> WRITTEN REQUEST
Copy the material that follows word for word and omit its pictures.

> DATA SHOWN

- - -

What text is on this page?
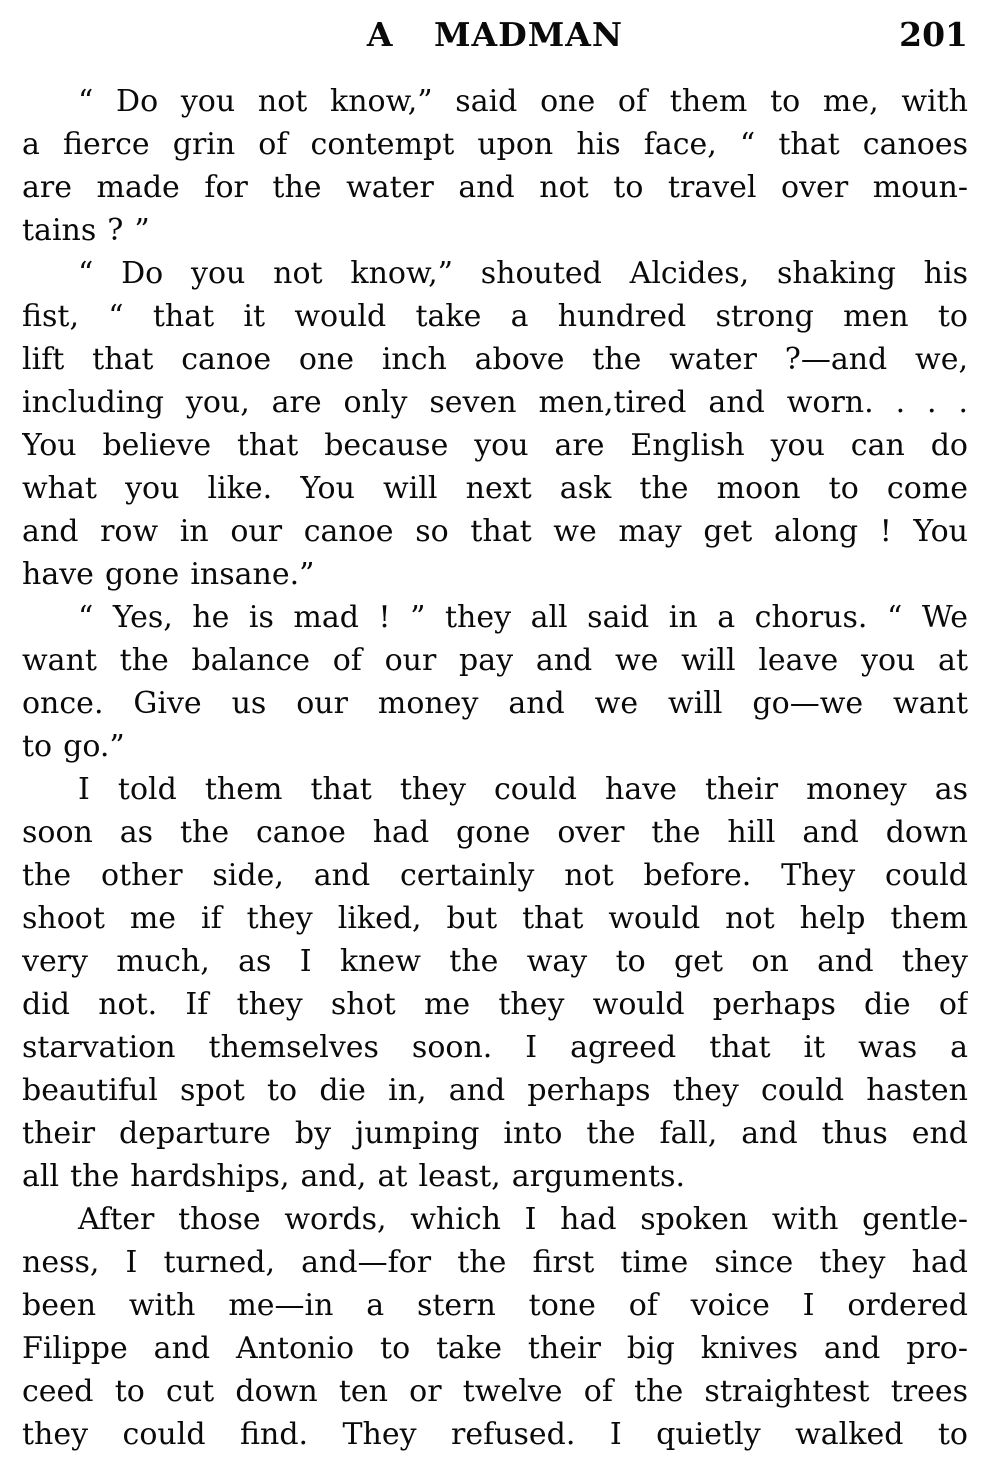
A MADMAN	201
“ Do you not know,” said one of them to me, with
a fierce grin of contempt upon his face, “ that canoes
are made for the water and not to travel over moun-
tains ? ”
“ Do you not know,” shouted Alcides, shaking his
fist, “ that it would take a hundred strong men to
lift that canoe one inch above the water ?—and we,
including you, are only seven men,tired and worn. . . .
You believe that because you are English you can do
what you like. You will next ask the moon to come
and row in our canoe so that we may get along ! You
have gone insane.”
“ Yes, he is mad ! ” they all said in a chorus. “ We
want the balance of our pay and we will leave you at
once. Give us our money and we will go—we want
to go.”
I told them that they could have their money as
soon as the canoe had gone over the hill and down
the other side, and certainly not before. They could
shoot me if they liked, but that would not help them
very much, as I knew the way to get on and they
did not. If they shot me they would perhaps die of
starvation themselves soon. I agreed that it was a
beautiful spot to die in, and perhaps they could hasten
their departure by jumping into the fall, and thus end
all the hardships, and, at least, arguments.
After those words, which I had spoken with gentle-
ness, I turned, and—for the first time since they had
been with me—in a stern tone of voice I ordered
Filippe and Antonio to take their big knives and pro-
ceed to cut down ten or twelve of the straightest trees
they could find. They refused. I quietly walked to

- - -

> FINISHED ANSWER
What text is on this page?
A MADMAN	201
“ Do you not know,” said one of them to me, with
a fierce grin of contempt upon his face, “ that canoes
are made for the water and not to travel over moun-
tains ? ”
“ Do you not know,” shouted Alcides, shaking his
fist, “ that it would take a hundred strong men to
lift that canoe one inch above the water ?—and we,
including you, are only seven men,tired and worn. . . .
You believe that because you are English you can do
what you like. You will next ask the moon to come
and row in our canoe so that we may get along ! You
have gone insane.”
“ Yes, he is mad ! ” they all said in a chorus. “ We
want the balance of our pay and we will leave you at
once. Give us our money and we will go—we want
to go.”
I told them that they could have their money as
soon as the canoe had gone over the hill and down
the other side, and certainly not before. They could
shoot me if they liked, but that would not help them
very much, as I knew the way to get on and they
did not. If they shot me they would perhaps die of
starvation themselves soon. I agreed that it was a
beautiful spot to die in, and perhaps they could hasten
their departure by jumping into the fall, and thus end
all the hardships, and, at least, arguments.
After those words, which I had spoken with gentle-
ness, I turned, and—for the first time since they had
been with me—in a stern tone of voice I ordered
Filippe and Antonio to take their big knives and pro-
ceed to cut down ten or twelve of the straightest trees
they could find. They refused. I quietly walked to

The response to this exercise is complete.